(THE EXERCISE) Write the material out again in full, word for word. Do not include the pictures.
◇ ◇ ◇ ◇ ◇
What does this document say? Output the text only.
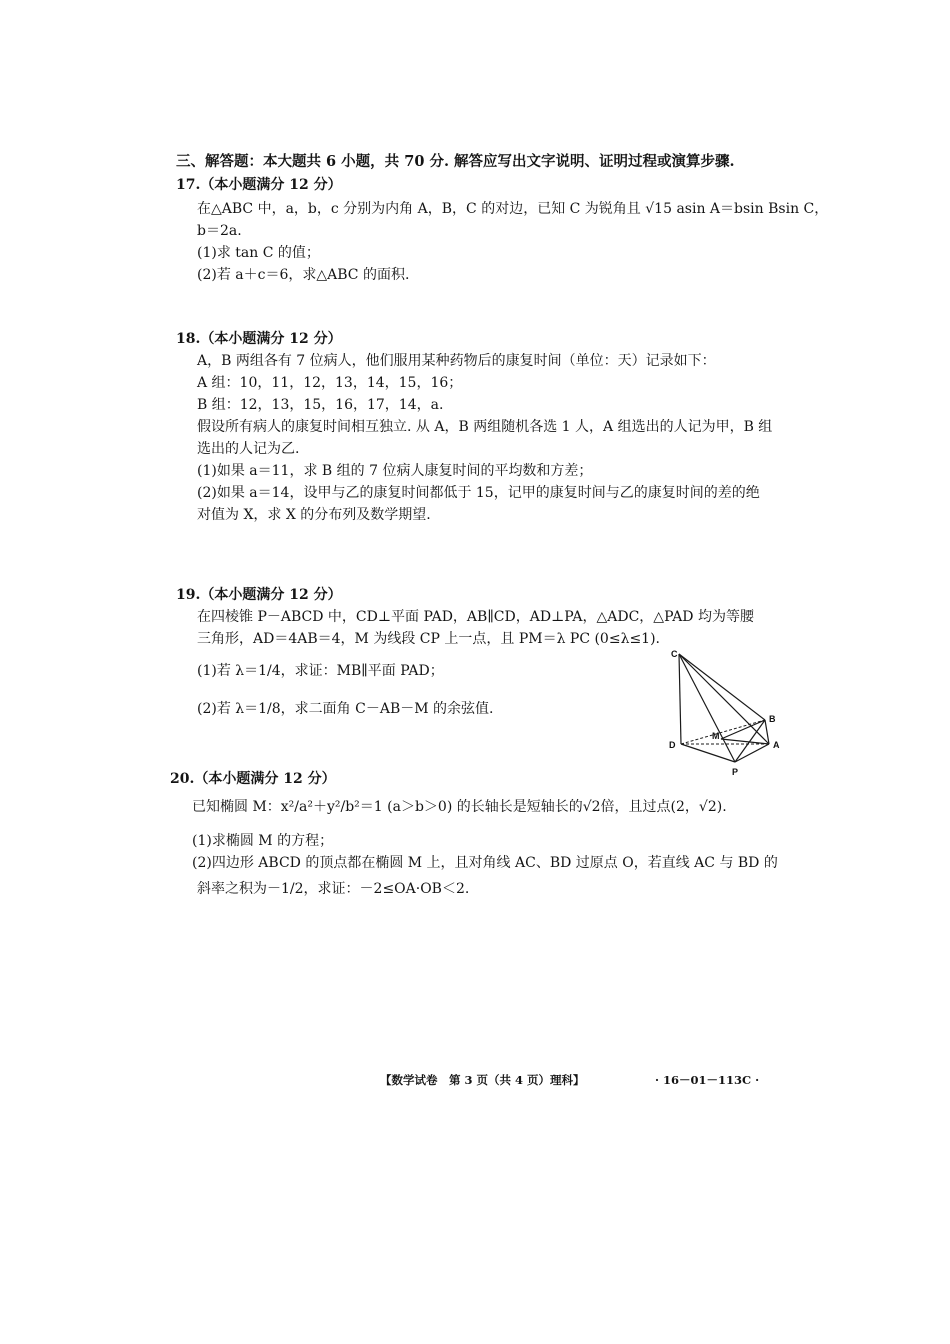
三、解答题：本大题共 6 小题，共 70 分. 解答应写出文字说明、证明过程或演算步骤.
17.（本小题满分 12 分）
在△ABC 中，a，b，c 分别为内角 A，B，C 的对边，已知 C 为锐角且 √15 asin A＝bsin Bsin C，
b＝2a.
(1)求 tan C 的值；
(2)若 a＋c＝6，求△ABC 的面积.
18.（本小题满分 12 分）
A，B 两组各有 7 位病人，他们服用某种药物后的康复时间（单位：天）记录如下：
A 组：10，11，12，13，14，15，16；
B 组：12，13，15，16，17，14，a.
假设所有病人的康复时间相互独立. 从 A，B 两组随机各选 1 人，A 组选出的人记为甲，B 组
选出的人记为乙.
(1)如果 a＝11，求 B 组的 7 位病人康复时间的平均数和方差；
(2)如果 a＝14，设甲与乙的康复时间都低于 15，记甲的康复时间与乙的康复时间的差的绝
对值为 X，求 X 的分布列及数学期望.
19.（本小题满分 12 分）
在四棱锥 P－ABCD 中，CD⊥平面 PAD，AB∥CD，AD⊥PA，△ADC，△PAD 均为等腰
三角形，AD＝4AB＝4，M 为线段 CP 上一点，且 PM＝λ PC (0≤λ≤1).
(1)若 λ＝1/4，求证：MB∥平面 PAD；
(2)若 λ＝1/8，求二面角 C－AB－M 的余弦值.
C
B
M
D	A
P
20.（本小题满分 12 分）
已知椭圆 M：x²/a²＋y²/b²＝1 (a＞b＞0) 的长轴长是短轴长的√2倍，且过点(2，√2).
(1)求椭圆 M 的方程；
(2)四边形 ABCD 的顶点都在椭圆 M 上，且对角线 AC、BD 过原点 O，若直线 AC 与 BD 的
斜率之积为－1/2，求证：－2≤OA·OB＜2.
【数学试卷　第 3 页（共 4 页）理科】	· 16－01－113C ·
◇ ◇ ◇ ◇ ◇
(FINAL ANSWER)
What does this document say? Output the text only.
三、解答题：本大题共 6 小题，共 70 分. 解答应写出文字说明、证明过程或演算步骤.
17.（本小题满分 12 分）
在△ABC 中，a，b，c 分别为内角 A，B，C 的对边，已知 C 为锐角且 √15 asin A＝bsin Bsin C，
b＝2a.
(1)求 tan C 的值；
(2)若 a＋c＝6，求△ABC 的面积.
18.（本小题满分 12 分）
A，B 两组各有 7 位病人，他们服用某种药物后的康复时间（单位：天）记录如下：
A 组：10，11，12，13，14，15，16；
B 组：12，13，15，16，17，14，a.
假设所有病人的康复时间相互独立. 从 A，B 两组随机各选 1 人，A 组选出的人记为甲，B 组
选出的人记为乙.
(1)如果 a＝11，求 B 组的 7 位病人康复时间的平均数和方差；
(2)如果 a＝14，设甲与乙的康复时间都低于 15，记甲的康复时间与乙的康复时间的差的绝
对值为 X，求 X 的分布列及数学期望.
19.（本小题满分 12 分）
在四棱锥 P－ABCD 中，CD⊥平面 PAD，AB∥CD，AD⊥PA，△ADC，△PAD 均为等腰
三角形，AD＝4AB＝4，M 为线段 CP 上一点，且 PM＝λ PC (0≤λ≤1).
(1)若 λ＝1/4，求证：MB∥平面 PAD；
(2)若 λ＝1/8，求二面角 C－AB－M 的余弦值.
C
B
M
D	A
P
20.（本小题满分 12 分）
已知椭圆 M：x²/a²＋y²/b²＝1 (a＞b＞0) 的长轴长是短轴长的√2倍，且过点(2，√2).
(1)求椭圆 M 的方程；
(2)四边形 ABCD 的顶点都在椭圆 M 上，且对角线 AC、BD 过原点 O，若直线 AC 与 BD 的
斜率之积为－1/2，求证：－2≤OA·OB＜2.
【数学试卷　第 3 页（共 4 页）理科】	· 16－01－113C ·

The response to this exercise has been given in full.